--- Data for this task ---

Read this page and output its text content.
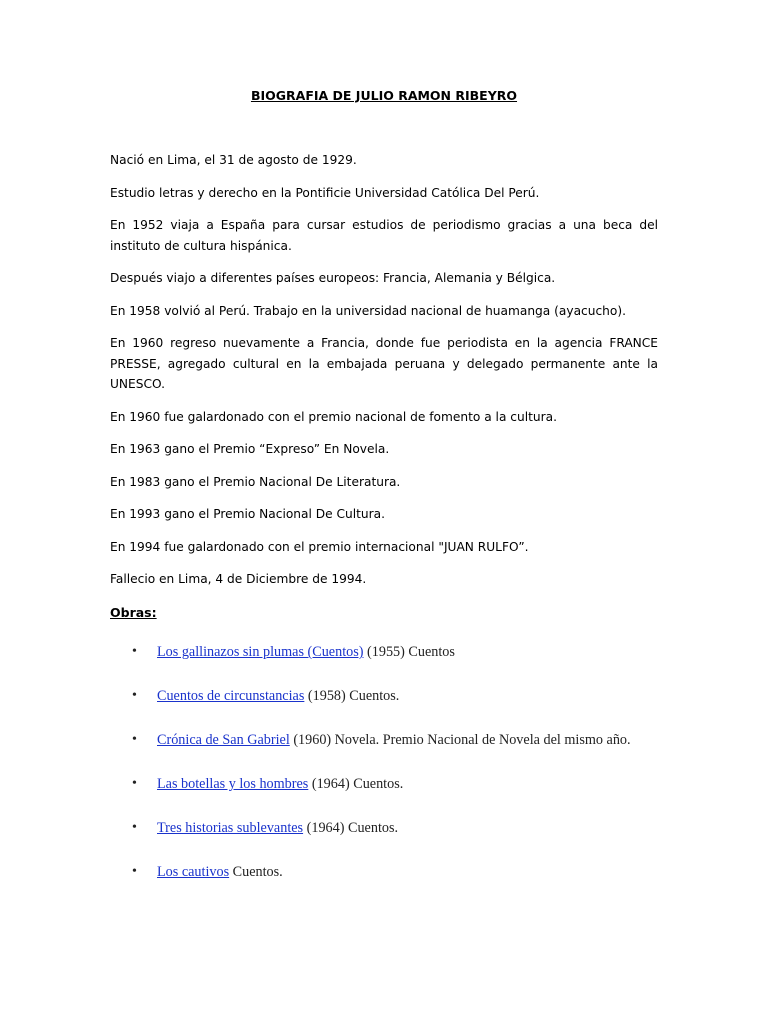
BIOGRAFIA DE JULIO RAMON RIBEYRO

Nació en Lima, el 31 de agosto de 1929.

Estudio letras y derecho en la Pontificie Universidad Católica Del Perú.

En 1952 viaja a España para cursar estudios de periodismo gracias a una beca del instituto de cultura hispánica.

Después viajo a diferentes países europeos: Francia, Alemania y Bélgica.

En 1958 volvió al Perú. Trabajo en la universidad nacional de huamanga (ayacucho).

En 1960 regreso nuevamente a Francia, donde fue periodista en la agencia FRANCE PRESSE, agregado cultural en la embajada peruana y delegado permanente ante la UNESCO.

En 1960 fue galardonado con el premio nacional de fomento a la cultura.

En 1963 gano el Premio “Expreso” En Novela.

En 1983 gano el Premio Nacional De Literatura.

En 1993 gano el Premio Nacional De Cultura.

En 1994 fue galardonado con el premio internacional "JUAN RULFO”.

Fallecio en Lima, 4 de Diciembre de 1994.

Obras:
• Los gallinazos sin plumas (Cuentos) (1955) Cuentos
• Cuentos de circunstancias (1958) Cuentos.
• Crónica de San Gabriel (1960) Novela. Premio Nacional de Novela del mismo año.
• Las botellas y los hombres (1964) Cuentos.
• Tres historias sublevantes (1964) Cuentos.
• Los cautivos Cuentos.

--- Work instructions ---
Return the listing above unchanged, apart from dropping its pictures.

--- Output below ---
Read this page and output its text content.
BIOGRAFIA DE JULIO RAMON RIBEYRO

Nació en Lima, el 31 de agosto de 1929.

Estudio letras y derecho en la Pontificie Universidad Católica Del Perú.

En 1952 viaja a España para cursar estudios de periodismo gracias a una beca del instituto de cultura hispánica.

Después viajo a diferentes países europeos: Francia, Alemania y Bélgica.

En 1958 volvió al Perú. Trabajo en la universidad nacional de huamanga (ayacucho).

En 1960 regreso nuevamente a Francia, donde fue periodista en la agencia FRANCE PRESSE, agregado cultural en la embajada peruana y delegado permanente ante la UNESCO.

En 1960 fue galardonado con el premio nacional de fomento a la cultura.

En 1963 gano el Premio “Expreso” En Novela.

En 1983 gano el Premio Nacional De Literatura.

En 1993 gano el Premio Nacional De Cultura.

En 1994 fue galardonado con el premio internacional "JUAN RULFO”.

Fallecio en Lima, 4 de Diciembre de 1994.

Obras:
• Los gallinazos sin plumas (Cuentos) (1955) Cuentos
• Cuentos de circunstancias (1958) Cuentos.
• Crónica de San Gabriel (1960) Novela. Premio Nacional de Novela del mismo año.
• Las botellas y los hombres (1964) Cuentos.
• Tres historias sublevantes (1964) Cuentos.
• Los cautivos Cuentos.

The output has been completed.